**SET EXERCISE**
Check the listing below for lines with the word "screenshot" and say how many there are, with nothing but the number.

**Rows from a figure dataset**
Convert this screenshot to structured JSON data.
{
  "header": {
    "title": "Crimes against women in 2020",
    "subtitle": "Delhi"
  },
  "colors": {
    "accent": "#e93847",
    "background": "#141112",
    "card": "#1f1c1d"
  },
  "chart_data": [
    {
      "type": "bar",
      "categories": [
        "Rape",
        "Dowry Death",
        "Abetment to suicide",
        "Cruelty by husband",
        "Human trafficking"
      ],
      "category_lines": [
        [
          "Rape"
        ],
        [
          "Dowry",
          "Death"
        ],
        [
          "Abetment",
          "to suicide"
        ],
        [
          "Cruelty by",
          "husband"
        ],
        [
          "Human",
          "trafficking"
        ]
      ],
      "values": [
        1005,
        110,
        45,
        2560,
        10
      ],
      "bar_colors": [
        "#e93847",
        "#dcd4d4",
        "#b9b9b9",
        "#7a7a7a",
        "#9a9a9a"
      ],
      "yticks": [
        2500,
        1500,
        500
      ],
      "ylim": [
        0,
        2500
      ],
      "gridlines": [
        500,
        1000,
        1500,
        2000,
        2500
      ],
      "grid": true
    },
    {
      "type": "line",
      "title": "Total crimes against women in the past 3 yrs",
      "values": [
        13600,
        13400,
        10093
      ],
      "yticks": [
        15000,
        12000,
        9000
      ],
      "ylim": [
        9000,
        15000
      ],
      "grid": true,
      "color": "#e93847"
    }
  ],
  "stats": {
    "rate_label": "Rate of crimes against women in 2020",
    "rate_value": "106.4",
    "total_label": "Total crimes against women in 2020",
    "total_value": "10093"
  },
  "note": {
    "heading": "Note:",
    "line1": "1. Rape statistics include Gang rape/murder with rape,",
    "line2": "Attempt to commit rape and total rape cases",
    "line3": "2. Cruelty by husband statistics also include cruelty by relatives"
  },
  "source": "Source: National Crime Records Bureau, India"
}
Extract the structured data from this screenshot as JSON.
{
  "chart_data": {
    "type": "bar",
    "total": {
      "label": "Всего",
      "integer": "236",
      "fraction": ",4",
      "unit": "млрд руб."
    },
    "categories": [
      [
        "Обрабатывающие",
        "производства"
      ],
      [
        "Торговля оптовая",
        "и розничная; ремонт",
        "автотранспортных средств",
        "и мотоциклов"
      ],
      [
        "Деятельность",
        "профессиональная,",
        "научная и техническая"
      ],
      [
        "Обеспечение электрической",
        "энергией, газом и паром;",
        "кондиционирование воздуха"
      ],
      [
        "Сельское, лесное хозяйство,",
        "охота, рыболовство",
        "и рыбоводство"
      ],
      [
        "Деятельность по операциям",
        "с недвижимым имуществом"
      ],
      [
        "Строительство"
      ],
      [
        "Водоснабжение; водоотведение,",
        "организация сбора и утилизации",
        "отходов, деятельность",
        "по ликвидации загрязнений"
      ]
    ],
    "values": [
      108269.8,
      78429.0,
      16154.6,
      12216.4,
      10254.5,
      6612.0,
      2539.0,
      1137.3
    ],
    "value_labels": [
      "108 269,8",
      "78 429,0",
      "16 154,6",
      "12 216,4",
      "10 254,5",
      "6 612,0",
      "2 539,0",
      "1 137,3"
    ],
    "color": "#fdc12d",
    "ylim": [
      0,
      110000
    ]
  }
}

**RESPONSE TO THIS EXERCISE**
2